Gesundheitsminister Spahn selbst betonte bei der Haushaltsdebatte im Bundestag mit Blick auf die gestiegenen Ausgaben in der Pflegeversicherung: „Sozialaufbau kostet – auch in der Pflegeversicherung.“ Der Pflegebeitrag werde „spätestens ab dem nächsten Jahr“ erhöht werden müssen. Der Minister hatte bereits 0,2 Prozentpunkte angedeutet. Die Unterstützung der SPD ist ihm dabei sicher – anders als bei Spahns Plänen, die Geldreserven der Krankenkassen abzubauen. Hier haben die Sozialdemokraten Widerstand angekündigt.

====================

# IHRE AUFGABEN:
• 1. Geben Sie im Auszug zum Pflegebeitrag den Abschnitt von „Gesundheitsminister Spahn selbst“ bis „Sozialdemokraten Widerstand angekündigt.“ erneut wieder und tauschen Sie dabei „SPD“ gegen „Union“ aus.
• 2. Führen Sie den Auszug zum Pflegebeitrag im Anschluss an seinen letzten Satz weiter.

# Auflistung der Elemente und Koordinaten:
====================

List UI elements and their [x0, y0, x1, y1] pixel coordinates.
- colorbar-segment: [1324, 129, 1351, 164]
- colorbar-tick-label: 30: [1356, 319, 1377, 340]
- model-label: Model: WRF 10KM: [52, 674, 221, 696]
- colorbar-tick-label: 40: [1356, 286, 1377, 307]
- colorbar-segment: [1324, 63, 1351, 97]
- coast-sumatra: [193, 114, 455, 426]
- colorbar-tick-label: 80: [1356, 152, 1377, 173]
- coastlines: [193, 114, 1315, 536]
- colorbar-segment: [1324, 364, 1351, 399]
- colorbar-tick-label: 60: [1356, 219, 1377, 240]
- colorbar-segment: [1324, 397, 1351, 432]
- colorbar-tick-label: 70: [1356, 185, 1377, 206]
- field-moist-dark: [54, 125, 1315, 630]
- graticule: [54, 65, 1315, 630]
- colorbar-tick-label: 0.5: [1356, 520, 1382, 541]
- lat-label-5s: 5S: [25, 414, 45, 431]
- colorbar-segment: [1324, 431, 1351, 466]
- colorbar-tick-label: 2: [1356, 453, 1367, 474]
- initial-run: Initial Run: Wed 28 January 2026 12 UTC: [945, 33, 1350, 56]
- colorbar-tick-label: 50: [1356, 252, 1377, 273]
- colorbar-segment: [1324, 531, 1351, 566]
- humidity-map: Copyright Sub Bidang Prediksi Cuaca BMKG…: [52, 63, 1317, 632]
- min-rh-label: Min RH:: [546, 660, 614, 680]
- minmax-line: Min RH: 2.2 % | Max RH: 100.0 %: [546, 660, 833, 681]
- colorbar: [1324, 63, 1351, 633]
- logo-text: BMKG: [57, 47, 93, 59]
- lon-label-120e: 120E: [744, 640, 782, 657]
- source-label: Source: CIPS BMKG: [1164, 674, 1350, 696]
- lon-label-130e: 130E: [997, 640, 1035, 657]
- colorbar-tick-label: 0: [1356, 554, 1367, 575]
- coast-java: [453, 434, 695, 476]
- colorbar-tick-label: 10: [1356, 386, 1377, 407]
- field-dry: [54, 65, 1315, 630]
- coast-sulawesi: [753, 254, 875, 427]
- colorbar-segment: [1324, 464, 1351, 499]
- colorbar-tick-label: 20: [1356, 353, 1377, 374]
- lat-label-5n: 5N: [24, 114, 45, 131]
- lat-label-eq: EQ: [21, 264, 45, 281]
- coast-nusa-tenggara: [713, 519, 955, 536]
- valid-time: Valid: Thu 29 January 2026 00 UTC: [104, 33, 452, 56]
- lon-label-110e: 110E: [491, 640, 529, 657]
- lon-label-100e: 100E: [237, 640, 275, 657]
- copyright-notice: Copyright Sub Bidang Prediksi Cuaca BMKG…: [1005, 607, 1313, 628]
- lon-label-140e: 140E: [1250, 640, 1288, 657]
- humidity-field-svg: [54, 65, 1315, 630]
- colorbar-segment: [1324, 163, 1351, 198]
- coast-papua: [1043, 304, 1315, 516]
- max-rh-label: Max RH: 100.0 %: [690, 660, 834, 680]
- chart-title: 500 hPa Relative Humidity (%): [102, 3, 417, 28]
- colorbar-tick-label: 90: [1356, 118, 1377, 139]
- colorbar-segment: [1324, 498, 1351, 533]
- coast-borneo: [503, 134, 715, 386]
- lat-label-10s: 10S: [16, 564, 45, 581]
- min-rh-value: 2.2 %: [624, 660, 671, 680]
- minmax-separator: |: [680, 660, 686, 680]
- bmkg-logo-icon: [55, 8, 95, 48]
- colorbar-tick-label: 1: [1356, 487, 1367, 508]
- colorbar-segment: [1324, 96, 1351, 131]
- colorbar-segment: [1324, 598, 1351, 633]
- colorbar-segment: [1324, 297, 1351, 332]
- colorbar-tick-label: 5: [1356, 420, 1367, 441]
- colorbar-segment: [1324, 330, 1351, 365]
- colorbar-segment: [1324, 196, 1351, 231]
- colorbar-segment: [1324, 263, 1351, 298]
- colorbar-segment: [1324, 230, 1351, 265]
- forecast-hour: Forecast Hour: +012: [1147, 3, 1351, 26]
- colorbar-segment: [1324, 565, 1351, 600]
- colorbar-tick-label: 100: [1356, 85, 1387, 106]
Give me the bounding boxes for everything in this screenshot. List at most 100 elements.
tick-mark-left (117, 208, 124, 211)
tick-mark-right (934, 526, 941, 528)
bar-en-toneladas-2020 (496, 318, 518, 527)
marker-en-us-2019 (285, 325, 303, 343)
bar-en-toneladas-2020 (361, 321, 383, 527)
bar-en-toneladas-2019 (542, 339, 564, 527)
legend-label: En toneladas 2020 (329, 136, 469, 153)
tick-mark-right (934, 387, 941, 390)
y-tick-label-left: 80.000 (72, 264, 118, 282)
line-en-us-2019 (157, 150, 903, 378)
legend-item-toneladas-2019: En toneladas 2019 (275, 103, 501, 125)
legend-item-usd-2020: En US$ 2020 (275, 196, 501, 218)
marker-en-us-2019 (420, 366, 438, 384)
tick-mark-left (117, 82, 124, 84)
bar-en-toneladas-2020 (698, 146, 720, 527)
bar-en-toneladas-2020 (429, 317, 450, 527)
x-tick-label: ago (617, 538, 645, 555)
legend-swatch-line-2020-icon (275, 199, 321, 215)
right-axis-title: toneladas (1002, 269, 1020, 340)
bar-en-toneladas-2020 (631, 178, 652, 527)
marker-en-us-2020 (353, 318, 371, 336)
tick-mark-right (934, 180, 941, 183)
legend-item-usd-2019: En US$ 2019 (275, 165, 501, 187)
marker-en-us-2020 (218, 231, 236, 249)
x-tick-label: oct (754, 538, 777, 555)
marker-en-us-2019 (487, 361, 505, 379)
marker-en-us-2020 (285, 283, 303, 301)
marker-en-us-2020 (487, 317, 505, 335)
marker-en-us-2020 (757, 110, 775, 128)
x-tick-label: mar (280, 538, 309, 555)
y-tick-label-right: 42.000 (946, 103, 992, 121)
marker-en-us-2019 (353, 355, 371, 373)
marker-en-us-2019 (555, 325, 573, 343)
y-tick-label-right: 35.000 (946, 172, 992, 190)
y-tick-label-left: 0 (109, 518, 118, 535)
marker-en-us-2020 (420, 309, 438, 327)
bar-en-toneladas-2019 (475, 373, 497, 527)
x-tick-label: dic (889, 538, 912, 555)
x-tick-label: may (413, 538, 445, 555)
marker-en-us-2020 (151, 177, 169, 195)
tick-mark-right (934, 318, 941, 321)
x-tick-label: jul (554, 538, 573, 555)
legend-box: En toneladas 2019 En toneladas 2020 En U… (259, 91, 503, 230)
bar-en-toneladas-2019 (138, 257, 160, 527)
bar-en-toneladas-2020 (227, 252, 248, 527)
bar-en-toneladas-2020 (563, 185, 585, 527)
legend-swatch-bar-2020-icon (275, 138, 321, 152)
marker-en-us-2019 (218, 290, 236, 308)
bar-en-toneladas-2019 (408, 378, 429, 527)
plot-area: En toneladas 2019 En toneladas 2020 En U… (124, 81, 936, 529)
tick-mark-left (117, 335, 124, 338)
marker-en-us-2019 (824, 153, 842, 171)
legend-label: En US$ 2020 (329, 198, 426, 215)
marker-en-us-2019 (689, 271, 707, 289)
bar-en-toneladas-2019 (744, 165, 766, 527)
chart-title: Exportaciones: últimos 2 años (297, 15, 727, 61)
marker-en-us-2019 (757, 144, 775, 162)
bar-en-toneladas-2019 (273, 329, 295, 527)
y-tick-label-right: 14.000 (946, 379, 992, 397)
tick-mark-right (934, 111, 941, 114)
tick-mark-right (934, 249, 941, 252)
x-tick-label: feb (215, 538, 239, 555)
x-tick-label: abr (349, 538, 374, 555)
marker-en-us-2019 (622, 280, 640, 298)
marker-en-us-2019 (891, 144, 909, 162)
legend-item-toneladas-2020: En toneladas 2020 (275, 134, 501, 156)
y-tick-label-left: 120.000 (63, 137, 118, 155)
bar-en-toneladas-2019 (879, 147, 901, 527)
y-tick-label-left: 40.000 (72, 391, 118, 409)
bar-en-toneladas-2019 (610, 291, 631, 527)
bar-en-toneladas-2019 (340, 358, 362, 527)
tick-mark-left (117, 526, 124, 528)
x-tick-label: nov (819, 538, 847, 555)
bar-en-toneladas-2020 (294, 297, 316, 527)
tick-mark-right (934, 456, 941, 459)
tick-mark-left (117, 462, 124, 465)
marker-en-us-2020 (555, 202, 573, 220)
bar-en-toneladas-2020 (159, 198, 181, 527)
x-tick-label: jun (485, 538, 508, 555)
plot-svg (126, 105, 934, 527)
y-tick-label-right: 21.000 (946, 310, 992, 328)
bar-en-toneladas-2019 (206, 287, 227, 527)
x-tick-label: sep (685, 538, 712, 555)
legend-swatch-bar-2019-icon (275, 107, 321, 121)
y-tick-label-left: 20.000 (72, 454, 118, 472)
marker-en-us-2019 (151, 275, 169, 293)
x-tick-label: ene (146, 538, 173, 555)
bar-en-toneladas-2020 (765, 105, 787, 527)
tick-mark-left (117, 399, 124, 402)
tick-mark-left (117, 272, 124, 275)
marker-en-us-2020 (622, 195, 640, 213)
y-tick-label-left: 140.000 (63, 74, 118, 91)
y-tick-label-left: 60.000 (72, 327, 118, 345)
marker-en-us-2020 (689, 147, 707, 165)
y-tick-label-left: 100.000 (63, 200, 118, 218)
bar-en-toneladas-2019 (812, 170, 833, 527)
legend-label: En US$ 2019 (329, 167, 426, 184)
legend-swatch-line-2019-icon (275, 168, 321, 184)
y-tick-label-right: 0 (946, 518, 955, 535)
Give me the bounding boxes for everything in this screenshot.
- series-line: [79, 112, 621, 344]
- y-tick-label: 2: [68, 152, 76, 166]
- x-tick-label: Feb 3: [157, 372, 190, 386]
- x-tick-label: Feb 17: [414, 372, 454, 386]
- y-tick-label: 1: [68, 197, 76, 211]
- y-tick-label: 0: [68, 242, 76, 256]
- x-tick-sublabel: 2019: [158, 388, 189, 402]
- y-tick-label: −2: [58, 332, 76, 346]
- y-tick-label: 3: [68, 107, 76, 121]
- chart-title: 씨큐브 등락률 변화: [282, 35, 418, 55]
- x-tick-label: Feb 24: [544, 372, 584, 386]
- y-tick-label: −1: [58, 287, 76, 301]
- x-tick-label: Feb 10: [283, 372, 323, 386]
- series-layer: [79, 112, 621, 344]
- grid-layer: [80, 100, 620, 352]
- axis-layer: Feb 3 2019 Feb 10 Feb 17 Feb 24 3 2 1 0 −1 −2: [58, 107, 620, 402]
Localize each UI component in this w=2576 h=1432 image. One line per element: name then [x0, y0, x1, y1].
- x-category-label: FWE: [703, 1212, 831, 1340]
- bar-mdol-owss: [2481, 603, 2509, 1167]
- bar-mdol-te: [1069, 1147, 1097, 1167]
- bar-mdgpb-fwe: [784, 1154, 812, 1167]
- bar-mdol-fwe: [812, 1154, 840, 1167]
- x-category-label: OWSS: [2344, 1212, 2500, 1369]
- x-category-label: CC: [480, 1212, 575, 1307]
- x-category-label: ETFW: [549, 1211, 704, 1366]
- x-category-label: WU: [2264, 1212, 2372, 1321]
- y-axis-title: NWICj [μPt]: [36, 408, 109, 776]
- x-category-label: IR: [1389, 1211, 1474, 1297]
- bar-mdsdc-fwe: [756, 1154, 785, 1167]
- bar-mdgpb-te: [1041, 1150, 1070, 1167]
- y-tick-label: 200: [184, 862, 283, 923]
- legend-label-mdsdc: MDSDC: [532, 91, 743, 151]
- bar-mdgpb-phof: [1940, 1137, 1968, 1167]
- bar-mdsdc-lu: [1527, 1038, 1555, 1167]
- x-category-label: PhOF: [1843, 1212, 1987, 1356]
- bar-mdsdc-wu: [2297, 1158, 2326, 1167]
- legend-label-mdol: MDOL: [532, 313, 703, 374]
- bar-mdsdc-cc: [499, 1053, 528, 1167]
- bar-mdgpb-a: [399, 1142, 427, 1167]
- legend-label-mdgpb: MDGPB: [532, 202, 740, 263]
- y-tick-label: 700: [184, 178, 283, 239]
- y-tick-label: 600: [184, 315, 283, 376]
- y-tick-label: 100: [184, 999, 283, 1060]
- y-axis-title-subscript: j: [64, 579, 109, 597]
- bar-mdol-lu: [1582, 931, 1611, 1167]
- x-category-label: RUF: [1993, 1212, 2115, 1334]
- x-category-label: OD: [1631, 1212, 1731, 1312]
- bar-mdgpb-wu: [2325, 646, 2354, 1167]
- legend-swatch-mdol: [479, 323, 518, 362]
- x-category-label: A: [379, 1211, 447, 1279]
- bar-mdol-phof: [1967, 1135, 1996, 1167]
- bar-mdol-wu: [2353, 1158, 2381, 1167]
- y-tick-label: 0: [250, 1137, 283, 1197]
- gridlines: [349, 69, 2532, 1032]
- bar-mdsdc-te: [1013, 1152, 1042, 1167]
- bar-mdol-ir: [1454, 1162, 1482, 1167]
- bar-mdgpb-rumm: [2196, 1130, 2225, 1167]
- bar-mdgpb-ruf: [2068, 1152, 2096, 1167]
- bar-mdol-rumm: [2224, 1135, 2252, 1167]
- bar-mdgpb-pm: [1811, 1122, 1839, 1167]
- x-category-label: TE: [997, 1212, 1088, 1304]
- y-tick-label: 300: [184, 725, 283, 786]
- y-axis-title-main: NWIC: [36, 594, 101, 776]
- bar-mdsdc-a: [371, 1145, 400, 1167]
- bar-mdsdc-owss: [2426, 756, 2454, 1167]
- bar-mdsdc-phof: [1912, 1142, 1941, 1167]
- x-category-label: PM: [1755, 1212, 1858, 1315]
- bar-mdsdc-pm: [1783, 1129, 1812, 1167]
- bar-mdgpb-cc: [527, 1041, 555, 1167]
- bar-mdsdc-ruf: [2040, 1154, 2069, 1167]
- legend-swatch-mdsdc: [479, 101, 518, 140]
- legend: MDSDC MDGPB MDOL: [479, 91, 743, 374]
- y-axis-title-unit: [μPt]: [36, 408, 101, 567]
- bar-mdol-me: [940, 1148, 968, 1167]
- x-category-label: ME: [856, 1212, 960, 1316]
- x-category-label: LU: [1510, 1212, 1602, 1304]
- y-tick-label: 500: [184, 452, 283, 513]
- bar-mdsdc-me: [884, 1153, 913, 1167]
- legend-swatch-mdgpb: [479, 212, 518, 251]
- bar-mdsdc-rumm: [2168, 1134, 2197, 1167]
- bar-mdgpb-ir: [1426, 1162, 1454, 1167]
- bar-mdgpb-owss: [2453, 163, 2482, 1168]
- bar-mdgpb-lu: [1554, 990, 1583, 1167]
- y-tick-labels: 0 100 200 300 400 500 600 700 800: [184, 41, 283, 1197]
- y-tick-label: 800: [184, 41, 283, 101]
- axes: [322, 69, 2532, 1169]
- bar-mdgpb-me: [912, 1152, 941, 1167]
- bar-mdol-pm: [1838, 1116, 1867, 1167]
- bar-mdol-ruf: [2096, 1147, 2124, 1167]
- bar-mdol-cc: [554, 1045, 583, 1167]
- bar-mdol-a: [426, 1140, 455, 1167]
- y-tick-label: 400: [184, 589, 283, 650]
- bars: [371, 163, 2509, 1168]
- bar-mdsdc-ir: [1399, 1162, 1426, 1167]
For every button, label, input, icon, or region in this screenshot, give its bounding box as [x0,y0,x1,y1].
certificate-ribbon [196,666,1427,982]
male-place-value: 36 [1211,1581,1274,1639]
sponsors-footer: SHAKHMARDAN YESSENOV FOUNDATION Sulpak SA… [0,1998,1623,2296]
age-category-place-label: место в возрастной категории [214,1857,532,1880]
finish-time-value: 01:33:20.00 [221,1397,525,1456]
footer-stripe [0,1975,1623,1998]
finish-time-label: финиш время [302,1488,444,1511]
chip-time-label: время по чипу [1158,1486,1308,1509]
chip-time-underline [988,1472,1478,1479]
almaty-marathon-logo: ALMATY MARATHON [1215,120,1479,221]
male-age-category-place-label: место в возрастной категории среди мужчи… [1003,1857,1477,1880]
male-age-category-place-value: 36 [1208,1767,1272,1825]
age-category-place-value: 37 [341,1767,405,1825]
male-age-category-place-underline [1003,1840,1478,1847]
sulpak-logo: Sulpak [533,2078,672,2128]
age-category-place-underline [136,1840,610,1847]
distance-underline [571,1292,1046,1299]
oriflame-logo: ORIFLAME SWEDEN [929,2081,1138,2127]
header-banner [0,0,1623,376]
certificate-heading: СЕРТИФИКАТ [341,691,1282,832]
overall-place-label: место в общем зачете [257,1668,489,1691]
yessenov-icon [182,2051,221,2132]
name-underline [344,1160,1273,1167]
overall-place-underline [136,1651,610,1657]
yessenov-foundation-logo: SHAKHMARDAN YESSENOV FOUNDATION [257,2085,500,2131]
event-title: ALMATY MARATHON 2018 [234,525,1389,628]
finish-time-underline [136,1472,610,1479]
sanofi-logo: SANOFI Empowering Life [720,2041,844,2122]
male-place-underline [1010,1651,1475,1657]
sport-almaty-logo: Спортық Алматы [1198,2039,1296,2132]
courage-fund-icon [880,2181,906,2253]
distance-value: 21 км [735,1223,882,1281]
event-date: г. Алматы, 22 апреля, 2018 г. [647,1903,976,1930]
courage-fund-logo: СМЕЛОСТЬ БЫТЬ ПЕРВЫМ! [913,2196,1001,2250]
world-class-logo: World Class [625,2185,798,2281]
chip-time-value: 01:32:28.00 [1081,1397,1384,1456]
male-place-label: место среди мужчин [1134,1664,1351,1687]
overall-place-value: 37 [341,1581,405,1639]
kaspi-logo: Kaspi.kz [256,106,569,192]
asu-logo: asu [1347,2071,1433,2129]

====================

# DIE ANTWORTEN:
• 1.
Gesundheitsminister Spahn selbst betonte bei der Haushaltsdebatte im Bundestag mit Blick auf die gestiegenen Ausgaben in der Pflegeversicherung: „Sozialaufbau kostet – auch in der Pflegeversicherung.“ Der Pflegebeitrag werde „spätestens ab dem nächsten Jahr“ erhöht werden müssen. Der Minister hatte bereits 0,2 Prozentpunkte angedeutet. Die Unterstützung der Union ist ihm dabei sicher – anders als bei Spahns Plänen, die Geldreserven der Krankenkassen abzubauen. Hier haben die Sozialdemokraten Widerstand angekündigt.

• 2.
Union will Arbeitslosenbeitrag noch stärker senken

Umstritten ist in der Koalition auch die Senkung des Arbeitslosenbeitrags. Arbeitsminister Hubertus Heil (SPD) wies die Forderungen der CSU und aus der CDU zurück, den Beitragssatz in der Arbeitslosenversicherung um 0,5 Prozentpunkte auf 2,5 Prozent des Einkommens zu senken. Man brauche noch genügend Rücklagen für schwierigere Zeiten. Unions-Fraktionsvizechef Hermann Gröhe (CDU) entgegnete dem Minister, angesichts erwarteter Rücklagen der Bundesagentur für Arbeit von 20 Milliarden Euro „lohnt sich mehr Ehrgeiz“ für eine Senkung.